%%
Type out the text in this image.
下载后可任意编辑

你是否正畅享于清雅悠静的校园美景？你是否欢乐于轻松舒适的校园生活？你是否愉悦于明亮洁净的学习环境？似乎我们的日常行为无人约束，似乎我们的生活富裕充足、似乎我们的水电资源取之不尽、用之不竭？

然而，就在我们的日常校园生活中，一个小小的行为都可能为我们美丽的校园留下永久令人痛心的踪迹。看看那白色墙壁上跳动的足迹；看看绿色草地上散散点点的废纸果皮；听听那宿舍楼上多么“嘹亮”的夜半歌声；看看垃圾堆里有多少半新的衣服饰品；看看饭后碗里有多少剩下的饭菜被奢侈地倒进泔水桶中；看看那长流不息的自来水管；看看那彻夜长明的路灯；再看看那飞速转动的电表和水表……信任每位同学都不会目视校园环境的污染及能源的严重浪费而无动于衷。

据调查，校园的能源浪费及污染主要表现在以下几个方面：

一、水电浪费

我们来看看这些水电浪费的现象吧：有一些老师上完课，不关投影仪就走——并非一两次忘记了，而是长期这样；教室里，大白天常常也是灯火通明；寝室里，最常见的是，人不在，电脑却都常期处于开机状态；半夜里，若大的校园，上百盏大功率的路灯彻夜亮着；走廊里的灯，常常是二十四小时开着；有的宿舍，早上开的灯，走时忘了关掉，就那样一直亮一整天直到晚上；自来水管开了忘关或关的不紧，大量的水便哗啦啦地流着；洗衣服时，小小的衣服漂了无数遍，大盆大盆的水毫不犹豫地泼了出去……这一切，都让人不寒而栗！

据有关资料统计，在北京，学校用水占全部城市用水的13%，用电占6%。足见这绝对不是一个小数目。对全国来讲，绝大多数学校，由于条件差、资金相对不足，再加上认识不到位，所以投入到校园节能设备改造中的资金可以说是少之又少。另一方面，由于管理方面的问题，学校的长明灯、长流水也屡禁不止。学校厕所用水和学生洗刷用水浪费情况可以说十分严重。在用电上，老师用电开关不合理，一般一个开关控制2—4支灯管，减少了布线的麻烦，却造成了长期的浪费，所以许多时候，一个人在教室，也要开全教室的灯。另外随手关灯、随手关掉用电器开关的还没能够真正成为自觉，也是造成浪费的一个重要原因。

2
%%
> Your task: Copy each line of the data exactly, leaving nothing out.

> Final result:
Type out the text in this image.
下载后可任意编辑

你是否正畅享于清雅悠静的校园美景？你是否欢乐于轻松舒适的校园生活？你是否愉悦于明亮洁净的学习环境？似乎我们的日常行为无人约束，似乎我们的生活富裕充足、似乎我们的水电资源取之不尽、用之不竭？

然而，就在我们的日常校园生活中，一个小小的行为都可能为我们美丽的校园留下永久令人痛心的踪迹。看看那白色墙壁上跳动的足迹；看看绿色草地上散散点点的废纸果皮；听听那宿舍楼上多么“嘹亮”的夜半歌声；看看垃圾堆里有多少半新的衣服饰品；看看饭后碗里有多少剩下的饭菜被奢侈地倒进泔水桶中；看看那长流不息的自来水管；看看那彻夜长明的路灯；再看看那飞速转动的电表和水表……信任每位同学都不会目视校园环境的污染及能源的严重浪费而无动于衷。

据调查，校园的能源浪费及污染主要表现在以下几个方面：

一、水电浪费

我们来看看这些水电浪费的现象吧：有一些老师上完课，不关投影仪就走——并非一两次忘记了，而是长期这样；教室里，大白天常常也是灯火通明；寝室里，最常见的是，人不在，电脑却都常期处于开机状态；半夜里，若大的校园，上百盏大功率的路灯彻夜亮着；走廊里的灯，常常是二十四小时开着；有的宿舍，早上开的灯，走时忘了关掉，就那样一直亮一整天直到晚上；自来水管开了忘关或关的不紧，大量的水便哗啦啦地流着；洗衣服时，小小的衣服漂了无数遍，大盆大盆的水毫不犹豫地泼了出去……这一切，都让人不寒而栗！

据有关资料统计，在北京，学校用水占全部城市用水的13%，用电占6%。足见这绝对不是一个小数目。对全国来讲，绝大多数学校，由于条件差、资金相对不足，再加上认识不到位，所以投入到校园节能设备改造中的资金可以说是少之又少。另一方面，由于管理方面的问题，学校的长明灯、长流水也屡禁不止。学校厕所用水和学生洗刷用水浪费情况可以说十分严重。在用电上，老师用电开关不合理，一般一个开关控制2—4支灯管，减少了布线的麻烦，却造成了长期的浪费，所以许多时候，一个人在教室，也要开全教室的灯。另外随手关灯、随手关掉用电器开关的还没能够真正成为自觉，也是造成浪费的一个重要原因。

2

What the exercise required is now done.